Data for this task

=== Section Start ===

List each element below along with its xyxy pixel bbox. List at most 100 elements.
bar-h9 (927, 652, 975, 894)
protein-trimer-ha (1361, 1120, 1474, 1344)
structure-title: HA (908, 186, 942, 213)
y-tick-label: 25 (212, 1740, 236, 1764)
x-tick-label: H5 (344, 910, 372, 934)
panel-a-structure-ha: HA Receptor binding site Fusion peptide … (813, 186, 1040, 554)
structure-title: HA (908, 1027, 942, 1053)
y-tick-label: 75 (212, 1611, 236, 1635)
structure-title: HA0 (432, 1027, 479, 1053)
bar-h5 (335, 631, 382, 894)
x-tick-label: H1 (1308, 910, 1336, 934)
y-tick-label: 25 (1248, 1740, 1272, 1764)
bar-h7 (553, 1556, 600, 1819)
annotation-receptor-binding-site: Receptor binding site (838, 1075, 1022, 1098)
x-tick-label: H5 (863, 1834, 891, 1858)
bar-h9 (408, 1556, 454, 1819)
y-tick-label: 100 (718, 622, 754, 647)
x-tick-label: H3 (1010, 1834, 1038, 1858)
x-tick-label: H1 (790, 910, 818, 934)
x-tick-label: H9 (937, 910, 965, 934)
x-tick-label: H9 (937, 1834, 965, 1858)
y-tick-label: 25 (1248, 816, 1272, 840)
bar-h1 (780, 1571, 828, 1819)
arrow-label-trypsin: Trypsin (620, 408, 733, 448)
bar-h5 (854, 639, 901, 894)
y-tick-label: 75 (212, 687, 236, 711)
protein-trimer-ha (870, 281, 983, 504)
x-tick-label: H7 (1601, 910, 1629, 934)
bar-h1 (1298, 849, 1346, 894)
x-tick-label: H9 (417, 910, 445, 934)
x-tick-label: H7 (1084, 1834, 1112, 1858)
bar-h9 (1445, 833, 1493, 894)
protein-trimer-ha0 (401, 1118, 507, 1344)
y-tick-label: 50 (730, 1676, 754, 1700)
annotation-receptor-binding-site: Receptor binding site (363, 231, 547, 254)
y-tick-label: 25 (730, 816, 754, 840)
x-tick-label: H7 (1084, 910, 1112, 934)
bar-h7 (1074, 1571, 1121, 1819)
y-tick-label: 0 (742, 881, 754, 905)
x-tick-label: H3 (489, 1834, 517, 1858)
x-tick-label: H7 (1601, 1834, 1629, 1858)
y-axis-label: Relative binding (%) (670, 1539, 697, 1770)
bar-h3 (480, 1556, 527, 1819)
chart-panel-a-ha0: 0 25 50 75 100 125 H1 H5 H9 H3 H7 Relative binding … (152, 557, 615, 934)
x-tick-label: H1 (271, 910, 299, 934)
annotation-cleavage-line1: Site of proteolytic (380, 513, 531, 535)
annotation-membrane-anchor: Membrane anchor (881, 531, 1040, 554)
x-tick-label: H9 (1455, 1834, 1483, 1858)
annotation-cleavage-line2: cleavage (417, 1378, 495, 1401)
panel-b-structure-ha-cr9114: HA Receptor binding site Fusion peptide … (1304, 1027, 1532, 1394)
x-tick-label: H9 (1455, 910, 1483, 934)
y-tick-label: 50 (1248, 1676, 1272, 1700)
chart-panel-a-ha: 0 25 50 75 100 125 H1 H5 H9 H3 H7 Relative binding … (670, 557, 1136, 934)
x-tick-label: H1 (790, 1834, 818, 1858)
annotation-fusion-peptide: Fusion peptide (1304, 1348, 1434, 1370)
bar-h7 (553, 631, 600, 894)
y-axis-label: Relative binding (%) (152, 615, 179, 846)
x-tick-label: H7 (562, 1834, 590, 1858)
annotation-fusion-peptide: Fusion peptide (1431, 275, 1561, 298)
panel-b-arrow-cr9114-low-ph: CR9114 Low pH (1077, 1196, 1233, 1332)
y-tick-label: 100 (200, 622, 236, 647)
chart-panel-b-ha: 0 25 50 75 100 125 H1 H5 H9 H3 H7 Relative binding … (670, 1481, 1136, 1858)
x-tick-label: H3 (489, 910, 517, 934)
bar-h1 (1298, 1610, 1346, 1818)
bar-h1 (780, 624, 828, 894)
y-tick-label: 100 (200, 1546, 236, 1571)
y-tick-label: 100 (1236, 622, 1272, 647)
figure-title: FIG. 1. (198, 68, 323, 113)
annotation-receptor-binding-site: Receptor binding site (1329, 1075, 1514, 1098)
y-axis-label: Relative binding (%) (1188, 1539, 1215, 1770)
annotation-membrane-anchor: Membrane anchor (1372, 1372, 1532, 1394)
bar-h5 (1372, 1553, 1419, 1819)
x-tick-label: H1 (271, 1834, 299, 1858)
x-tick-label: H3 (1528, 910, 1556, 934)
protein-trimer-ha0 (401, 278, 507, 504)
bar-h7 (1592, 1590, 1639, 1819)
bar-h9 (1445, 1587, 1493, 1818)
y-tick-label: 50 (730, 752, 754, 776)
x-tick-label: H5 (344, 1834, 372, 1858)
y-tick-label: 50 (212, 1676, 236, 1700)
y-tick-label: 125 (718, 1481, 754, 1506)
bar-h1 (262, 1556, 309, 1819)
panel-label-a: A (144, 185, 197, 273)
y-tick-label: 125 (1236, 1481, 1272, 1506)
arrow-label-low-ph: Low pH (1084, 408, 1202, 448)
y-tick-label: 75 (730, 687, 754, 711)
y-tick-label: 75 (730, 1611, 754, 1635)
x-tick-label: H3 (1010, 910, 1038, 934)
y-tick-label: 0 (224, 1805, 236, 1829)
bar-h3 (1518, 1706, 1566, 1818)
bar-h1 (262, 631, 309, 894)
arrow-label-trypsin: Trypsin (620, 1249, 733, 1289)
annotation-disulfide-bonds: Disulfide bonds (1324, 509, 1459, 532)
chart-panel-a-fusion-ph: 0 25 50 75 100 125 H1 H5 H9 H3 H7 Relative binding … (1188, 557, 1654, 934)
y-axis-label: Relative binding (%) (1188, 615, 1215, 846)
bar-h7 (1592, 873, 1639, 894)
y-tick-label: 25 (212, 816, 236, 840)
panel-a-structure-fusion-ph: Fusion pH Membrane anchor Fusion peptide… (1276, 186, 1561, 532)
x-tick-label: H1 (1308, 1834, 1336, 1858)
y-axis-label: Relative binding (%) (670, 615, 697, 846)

=== Section End ===

Return only the number of lines in the data that hold the string "Relative".

Response for this exercise
9